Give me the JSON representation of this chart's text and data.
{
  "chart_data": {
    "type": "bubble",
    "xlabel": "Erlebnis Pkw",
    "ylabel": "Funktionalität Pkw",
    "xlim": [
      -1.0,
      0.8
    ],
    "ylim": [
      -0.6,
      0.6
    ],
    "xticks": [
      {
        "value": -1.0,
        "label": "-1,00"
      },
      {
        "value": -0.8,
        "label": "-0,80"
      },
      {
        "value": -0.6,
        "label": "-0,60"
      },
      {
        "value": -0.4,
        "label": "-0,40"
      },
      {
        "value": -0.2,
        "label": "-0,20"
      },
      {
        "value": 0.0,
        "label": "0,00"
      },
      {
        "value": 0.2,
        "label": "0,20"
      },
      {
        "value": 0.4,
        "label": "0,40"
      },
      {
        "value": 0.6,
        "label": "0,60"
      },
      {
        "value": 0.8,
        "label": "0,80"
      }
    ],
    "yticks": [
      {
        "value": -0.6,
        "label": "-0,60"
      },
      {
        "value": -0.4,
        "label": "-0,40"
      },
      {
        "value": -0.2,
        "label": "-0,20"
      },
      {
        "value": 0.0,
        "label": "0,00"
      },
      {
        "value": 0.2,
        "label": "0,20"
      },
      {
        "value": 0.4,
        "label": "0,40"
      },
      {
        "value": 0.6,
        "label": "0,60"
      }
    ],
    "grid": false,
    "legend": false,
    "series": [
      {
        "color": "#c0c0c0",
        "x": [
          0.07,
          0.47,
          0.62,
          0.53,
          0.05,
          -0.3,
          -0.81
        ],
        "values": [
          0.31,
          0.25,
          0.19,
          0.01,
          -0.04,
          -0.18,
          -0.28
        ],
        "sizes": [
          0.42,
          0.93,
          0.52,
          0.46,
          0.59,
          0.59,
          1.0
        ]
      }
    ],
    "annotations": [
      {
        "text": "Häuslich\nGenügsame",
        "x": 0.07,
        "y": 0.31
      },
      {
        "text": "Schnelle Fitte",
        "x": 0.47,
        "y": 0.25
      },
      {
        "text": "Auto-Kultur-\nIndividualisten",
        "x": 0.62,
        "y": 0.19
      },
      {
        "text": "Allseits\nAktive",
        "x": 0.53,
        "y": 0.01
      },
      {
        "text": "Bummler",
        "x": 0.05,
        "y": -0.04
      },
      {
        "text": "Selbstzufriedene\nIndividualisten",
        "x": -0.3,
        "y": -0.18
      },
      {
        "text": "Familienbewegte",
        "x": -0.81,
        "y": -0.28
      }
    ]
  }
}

:::::

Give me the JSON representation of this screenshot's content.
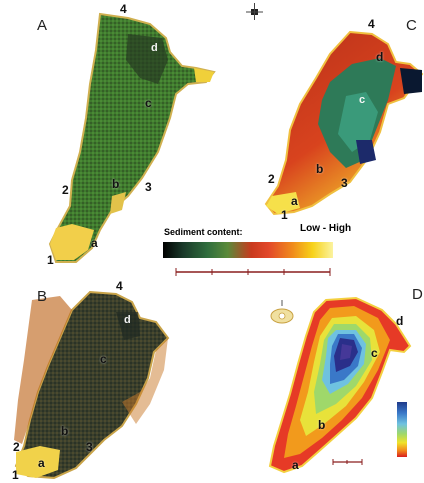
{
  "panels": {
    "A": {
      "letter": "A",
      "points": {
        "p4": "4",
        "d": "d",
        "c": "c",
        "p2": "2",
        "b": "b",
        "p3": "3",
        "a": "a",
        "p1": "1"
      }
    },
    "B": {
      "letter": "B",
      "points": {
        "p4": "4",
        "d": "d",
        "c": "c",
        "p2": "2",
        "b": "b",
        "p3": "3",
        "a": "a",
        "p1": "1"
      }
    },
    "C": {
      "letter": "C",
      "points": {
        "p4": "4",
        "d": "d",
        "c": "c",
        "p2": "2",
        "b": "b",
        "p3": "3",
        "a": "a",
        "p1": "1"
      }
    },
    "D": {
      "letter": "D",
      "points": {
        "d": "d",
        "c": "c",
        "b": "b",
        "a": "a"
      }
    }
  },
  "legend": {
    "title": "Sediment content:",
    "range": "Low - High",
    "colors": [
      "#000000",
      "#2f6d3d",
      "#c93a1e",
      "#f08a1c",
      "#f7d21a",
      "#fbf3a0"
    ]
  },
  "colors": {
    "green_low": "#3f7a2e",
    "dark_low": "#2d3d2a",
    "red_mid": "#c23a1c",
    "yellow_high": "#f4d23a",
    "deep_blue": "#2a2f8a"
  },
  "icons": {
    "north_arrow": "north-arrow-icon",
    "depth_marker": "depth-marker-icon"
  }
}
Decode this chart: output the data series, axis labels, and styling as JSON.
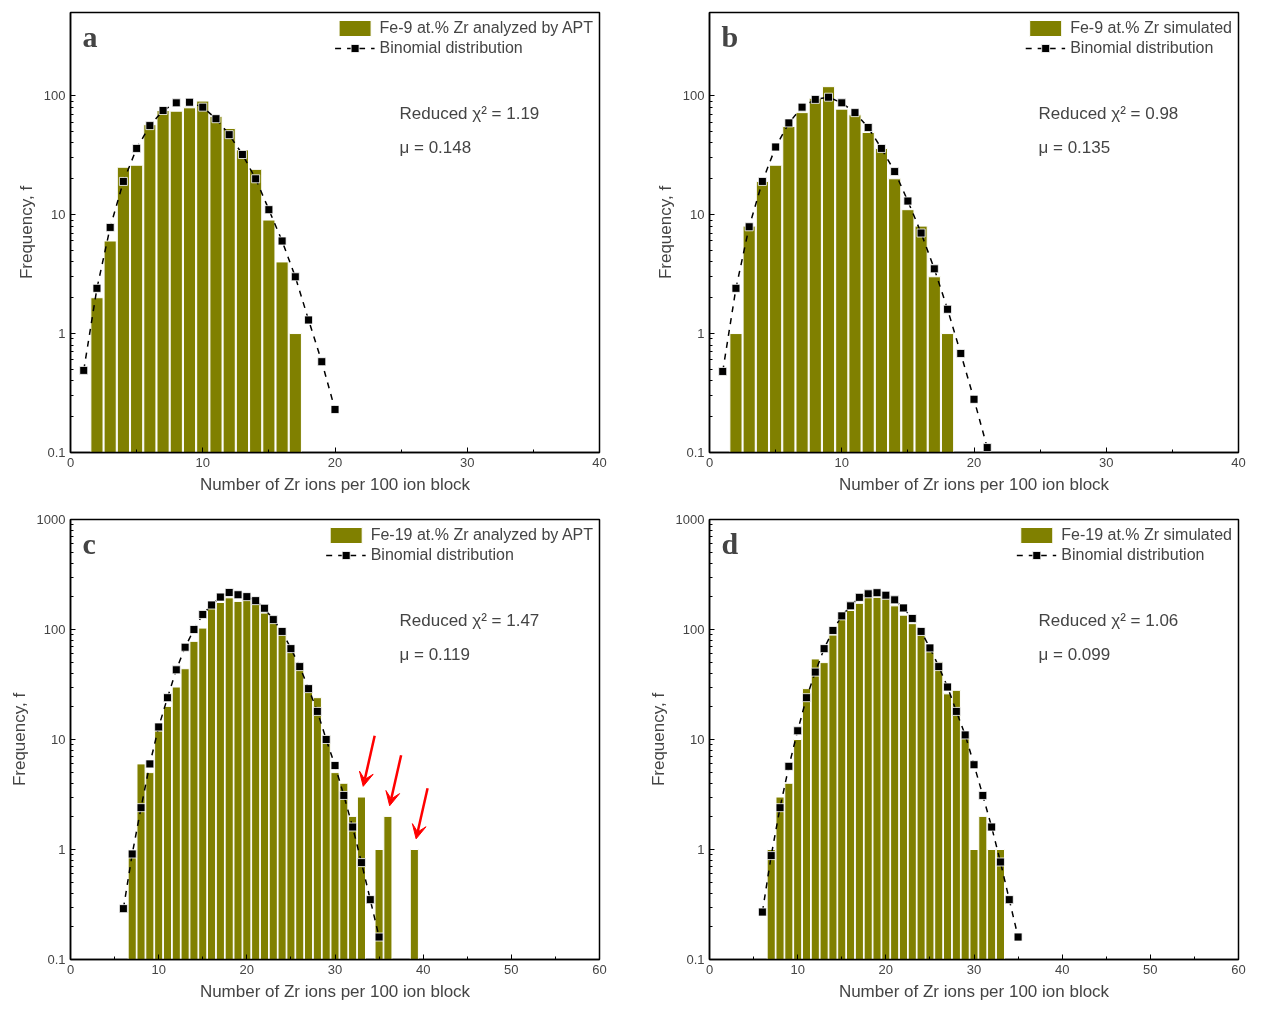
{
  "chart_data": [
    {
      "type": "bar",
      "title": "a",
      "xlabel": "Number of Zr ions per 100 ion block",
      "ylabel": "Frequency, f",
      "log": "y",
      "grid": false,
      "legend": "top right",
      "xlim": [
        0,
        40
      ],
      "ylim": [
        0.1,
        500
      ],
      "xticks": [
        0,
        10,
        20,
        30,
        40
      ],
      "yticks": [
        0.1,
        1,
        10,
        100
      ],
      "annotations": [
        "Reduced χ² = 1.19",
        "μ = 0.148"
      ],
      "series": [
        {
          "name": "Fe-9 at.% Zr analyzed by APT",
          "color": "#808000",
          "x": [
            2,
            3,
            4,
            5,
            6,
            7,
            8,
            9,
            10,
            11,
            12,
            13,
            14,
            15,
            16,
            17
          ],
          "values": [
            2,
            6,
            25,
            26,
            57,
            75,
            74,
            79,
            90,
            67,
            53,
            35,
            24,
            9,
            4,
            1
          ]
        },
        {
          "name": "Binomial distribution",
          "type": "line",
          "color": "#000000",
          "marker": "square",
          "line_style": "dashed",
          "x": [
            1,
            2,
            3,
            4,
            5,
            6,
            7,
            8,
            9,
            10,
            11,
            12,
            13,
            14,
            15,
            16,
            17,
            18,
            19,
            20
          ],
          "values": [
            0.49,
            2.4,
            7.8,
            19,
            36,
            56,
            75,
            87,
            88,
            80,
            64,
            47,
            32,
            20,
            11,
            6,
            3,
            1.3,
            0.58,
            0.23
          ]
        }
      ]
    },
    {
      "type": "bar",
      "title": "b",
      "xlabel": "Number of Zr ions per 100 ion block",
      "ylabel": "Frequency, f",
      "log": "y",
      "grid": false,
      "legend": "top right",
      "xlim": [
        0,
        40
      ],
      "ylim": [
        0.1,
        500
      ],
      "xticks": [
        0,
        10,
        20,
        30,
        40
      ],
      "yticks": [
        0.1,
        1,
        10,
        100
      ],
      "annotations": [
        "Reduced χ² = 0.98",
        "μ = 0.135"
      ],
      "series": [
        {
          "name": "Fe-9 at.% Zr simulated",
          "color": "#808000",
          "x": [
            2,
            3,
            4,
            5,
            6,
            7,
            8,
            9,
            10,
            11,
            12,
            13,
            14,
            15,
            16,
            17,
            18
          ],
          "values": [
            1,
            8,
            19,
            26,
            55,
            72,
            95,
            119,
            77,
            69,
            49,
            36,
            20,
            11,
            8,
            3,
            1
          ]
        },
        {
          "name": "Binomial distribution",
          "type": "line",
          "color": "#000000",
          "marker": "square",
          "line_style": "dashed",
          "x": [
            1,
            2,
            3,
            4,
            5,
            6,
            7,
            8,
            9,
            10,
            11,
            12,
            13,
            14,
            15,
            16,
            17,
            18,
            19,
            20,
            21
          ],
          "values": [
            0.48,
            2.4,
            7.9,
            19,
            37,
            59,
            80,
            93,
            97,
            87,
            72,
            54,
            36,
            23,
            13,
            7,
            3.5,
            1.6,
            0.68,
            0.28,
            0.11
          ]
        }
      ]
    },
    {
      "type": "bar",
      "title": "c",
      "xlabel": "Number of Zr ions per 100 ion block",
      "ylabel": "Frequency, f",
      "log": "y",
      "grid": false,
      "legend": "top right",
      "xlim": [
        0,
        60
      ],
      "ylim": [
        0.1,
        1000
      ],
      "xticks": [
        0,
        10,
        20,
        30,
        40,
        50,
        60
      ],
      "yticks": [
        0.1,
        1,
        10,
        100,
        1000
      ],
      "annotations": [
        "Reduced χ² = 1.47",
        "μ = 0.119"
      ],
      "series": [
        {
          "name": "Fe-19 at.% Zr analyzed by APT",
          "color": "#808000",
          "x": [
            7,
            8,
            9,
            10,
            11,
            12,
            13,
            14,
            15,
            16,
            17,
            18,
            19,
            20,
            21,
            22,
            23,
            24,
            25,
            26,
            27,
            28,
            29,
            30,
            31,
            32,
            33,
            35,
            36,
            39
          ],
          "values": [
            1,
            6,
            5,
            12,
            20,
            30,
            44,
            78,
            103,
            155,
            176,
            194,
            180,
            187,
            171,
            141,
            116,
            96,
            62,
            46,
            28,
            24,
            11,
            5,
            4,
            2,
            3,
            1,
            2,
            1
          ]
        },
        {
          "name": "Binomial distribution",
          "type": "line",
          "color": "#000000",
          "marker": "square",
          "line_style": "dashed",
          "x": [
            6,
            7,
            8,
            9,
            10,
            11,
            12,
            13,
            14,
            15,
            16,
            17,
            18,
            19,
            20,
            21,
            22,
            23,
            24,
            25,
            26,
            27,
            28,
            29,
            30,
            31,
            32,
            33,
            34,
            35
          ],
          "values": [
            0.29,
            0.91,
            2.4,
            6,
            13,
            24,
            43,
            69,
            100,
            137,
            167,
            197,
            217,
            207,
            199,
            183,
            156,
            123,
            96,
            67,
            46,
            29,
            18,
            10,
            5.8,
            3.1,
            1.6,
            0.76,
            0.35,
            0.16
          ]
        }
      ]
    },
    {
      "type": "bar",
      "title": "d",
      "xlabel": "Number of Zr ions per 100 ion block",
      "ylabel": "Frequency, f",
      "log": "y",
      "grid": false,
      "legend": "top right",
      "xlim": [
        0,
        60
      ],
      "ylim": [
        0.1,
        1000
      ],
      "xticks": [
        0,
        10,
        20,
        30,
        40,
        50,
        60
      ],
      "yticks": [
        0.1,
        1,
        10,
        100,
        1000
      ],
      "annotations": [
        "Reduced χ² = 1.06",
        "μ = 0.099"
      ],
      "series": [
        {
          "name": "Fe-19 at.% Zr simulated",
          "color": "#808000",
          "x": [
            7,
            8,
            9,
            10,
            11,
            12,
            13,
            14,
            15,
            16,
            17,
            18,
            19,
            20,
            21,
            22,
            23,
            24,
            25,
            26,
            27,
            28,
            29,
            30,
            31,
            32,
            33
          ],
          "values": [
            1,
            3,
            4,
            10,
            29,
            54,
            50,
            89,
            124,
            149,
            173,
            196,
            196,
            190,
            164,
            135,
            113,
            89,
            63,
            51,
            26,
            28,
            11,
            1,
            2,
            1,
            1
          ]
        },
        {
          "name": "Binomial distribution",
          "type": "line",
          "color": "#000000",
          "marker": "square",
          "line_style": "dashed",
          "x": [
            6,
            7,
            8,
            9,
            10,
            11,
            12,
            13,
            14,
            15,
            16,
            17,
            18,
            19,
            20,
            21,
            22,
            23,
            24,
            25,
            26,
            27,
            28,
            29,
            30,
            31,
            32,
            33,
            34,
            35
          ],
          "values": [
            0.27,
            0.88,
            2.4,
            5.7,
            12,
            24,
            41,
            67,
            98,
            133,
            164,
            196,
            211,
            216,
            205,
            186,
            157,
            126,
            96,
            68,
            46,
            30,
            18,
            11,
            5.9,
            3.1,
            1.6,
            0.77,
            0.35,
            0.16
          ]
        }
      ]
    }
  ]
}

:::::

TASK OBJECTIVE -
For the entries above, state how many lines contain the word "nIndividualisten". Provide the number by itself.

PROBLEM SOLUTION -
2